### [Exercise goal]
Put the lines of the material into a numbered list, starting with the first line and ending with the line containing "- bar-segment: [1877, 570, 2069, 660]". Include both of those lines and skip any blank lines.
═══ Data in this exercise
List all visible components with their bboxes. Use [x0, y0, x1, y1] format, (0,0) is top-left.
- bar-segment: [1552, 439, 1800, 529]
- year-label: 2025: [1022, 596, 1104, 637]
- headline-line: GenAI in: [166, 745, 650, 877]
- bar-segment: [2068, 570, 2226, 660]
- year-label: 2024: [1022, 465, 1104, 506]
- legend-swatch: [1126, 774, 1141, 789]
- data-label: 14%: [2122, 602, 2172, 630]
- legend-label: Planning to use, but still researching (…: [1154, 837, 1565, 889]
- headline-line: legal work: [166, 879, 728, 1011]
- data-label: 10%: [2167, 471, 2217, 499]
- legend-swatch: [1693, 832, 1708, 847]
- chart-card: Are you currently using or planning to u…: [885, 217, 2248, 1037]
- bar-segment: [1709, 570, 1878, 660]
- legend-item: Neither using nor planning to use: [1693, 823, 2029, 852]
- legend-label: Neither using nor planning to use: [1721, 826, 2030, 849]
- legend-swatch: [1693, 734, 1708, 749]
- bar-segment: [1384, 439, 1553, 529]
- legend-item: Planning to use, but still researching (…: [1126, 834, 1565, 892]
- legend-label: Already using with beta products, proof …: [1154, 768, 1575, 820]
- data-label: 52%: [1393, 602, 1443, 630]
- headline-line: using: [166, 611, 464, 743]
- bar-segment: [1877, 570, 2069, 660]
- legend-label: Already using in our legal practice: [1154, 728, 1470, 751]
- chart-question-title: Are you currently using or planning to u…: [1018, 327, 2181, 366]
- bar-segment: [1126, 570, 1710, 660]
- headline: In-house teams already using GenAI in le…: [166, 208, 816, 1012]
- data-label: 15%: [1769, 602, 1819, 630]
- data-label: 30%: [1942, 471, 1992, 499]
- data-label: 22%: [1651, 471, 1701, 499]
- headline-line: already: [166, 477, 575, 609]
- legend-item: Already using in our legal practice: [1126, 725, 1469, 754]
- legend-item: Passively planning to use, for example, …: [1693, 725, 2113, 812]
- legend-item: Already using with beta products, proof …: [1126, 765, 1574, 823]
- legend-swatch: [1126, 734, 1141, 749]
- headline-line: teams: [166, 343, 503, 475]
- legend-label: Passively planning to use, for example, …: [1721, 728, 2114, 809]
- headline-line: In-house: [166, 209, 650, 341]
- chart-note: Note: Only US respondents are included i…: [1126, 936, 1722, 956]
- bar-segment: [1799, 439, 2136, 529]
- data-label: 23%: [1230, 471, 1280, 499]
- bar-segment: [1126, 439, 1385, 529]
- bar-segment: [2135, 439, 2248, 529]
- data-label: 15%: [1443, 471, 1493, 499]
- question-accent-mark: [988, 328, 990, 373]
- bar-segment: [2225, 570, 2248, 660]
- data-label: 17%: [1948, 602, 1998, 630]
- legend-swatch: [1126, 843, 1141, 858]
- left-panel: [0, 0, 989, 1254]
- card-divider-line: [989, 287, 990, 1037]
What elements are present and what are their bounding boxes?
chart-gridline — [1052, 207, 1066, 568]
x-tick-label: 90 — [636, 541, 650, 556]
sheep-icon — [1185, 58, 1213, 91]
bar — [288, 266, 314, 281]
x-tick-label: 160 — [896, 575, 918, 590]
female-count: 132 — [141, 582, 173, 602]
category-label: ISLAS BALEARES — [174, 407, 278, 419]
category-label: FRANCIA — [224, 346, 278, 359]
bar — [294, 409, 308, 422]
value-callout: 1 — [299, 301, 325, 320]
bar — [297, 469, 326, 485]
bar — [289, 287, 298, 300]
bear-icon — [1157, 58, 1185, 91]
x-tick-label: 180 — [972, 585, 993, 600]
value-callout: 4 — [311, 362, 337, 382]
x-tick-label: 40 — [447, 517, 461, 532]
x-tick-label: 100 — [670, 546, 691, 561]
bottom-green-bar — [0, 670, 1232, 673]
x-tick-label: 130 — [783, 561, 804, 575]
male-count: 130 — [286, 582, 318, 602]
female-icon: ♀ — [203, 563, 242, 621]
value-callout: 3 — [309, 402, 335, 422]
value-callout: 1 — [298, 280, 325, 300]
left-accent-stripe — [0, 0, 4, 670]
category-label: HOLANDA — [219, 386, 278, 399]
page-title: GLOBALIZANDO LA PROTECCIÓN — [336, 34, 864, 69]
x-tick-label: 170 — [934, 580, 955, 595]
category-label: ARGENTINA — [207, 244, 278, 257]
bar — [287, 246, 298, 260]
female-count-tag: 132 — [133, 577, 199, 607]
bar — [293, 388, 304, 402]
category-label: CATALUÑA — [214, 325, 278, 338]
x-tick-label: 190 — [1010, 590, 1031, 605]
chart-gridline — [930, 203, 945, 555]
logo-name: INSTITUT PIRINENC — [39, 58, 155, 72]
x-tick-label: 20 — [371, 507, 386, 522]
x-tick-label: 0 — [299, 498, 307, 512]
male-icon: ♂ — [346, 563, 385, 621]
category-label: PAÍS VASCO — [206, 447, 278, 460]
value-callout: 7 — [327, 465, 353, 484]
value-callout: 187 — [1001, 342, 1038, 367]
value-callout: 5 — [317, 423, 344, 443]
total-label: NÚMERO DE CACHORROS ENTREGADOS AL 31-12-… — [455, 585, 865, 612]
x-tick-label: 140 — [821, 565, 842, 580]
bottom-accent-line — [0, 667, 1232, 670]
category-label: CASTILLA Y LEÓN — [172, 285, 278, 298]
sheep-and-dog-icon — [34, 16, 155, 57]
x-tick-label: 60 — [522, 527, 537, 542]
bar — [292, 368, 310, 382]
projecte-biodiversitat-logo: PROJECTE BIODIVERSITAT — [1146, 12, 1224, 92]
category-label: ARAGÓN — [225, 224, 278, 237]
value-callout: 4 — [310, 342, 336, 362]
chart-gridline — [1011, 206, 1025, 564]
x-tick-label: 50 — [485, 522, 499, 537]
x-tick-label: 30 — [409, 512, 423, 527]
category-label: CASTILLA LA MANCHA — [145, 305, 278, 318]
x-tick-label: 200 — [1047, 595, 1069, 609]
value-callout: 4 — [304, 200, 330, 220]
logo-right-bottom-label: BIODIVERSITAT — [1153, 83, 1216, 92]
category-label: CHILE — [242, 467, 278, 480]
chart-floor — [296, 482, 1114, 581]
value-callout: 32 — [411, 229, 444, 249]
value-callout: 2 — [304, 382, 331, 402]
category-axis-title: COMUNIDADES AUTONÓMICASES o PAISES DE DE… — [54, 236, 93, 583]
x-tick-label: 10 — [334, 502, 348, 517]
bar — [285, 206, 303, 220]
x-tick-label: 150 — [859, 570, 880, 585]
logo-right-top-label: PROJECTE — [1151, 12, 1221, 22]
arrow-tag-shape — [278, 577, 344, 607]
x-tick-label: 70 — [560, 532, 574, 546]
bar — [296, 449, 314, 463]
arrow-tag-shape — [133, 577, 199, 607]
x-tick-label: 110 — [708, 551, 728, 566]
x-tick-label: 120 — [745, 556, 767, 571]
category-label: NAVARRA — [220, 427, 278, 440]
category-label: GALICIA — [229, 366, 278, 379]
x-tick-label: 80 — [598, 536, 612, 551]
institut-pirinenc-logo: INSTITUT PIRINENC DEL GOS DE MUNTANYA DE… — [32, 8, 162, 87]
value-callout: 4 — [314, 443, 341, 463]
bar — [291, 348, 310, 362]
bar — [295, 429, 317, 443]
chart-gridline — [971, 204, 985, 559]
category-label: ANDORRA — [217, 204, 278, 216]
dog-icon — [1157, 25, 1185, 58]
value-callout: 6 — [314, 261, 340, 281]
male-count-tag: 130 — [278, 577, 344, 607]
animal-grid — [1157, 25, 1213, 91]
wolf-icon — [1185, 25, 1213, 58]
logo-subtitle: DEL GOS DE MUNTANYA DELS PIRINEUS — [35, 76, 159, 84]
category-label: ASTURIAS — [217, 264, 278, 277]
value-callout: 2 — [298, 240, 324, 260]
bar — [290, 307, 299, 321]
══════
### [Answer to the task]
1. List all visible components with their bboxes. Use [x0, y0, x1, y1] format, (0,0) is top-left.
2. - bar-segment: [1552, 439, 1800, 529]
3. - year-label: 2025: [1022, 596, 1104, 637]
4. - headline-line: GenAI in: [166, 745, 650, 877]
5. - bar-segment: [2068, 570, 2226, 660]
6. - year-label: 2024: [1022, 465, 1104, 506]
7. - legend-swatch: [1126, 774, 1141, 789]
8. - data-label: 14%: [2122, 602, 2172, 630]
9. - legend-label: Planning to use, but still researching (…: [1154, 837, 1565, 889]
10. - headline-line: legal work: [166, 879, 728, 1011]
11. - data-label: 10%: [2167, 471, 2217, 499]
12. - legend-swatch: [1693, 832, 1708, 847]
13. - chart-card: Are you currently using or planning to u…: [885, 217, 2248, 1037]
14. - bar-segment: [1709, 570, 1878, 660]
15. - legend-item: Neither using nor planning to use: [1693, 823, 2029, 852]
16. - legend-label: Neither using nor planning to use: [1721, 826, 2030, 849]
17. - legend-swatch: [1693, 734, 1708, 749]
18. - bar-segment: [1384, 439, 1553, 529]
19. - legend-item: Planning to use, but still researching (…: [1126, 834, 1565, 892]
20. - legend-label: Already using with beta products, proof …: [1154, 768, 1575, 820]
21. - data-label: 52%: [1393, 602, 1443, 630]
22. - headline-line: using: [166, 611, 464, 743]
23. - bar-segment: [1877, 570, 2069, 660]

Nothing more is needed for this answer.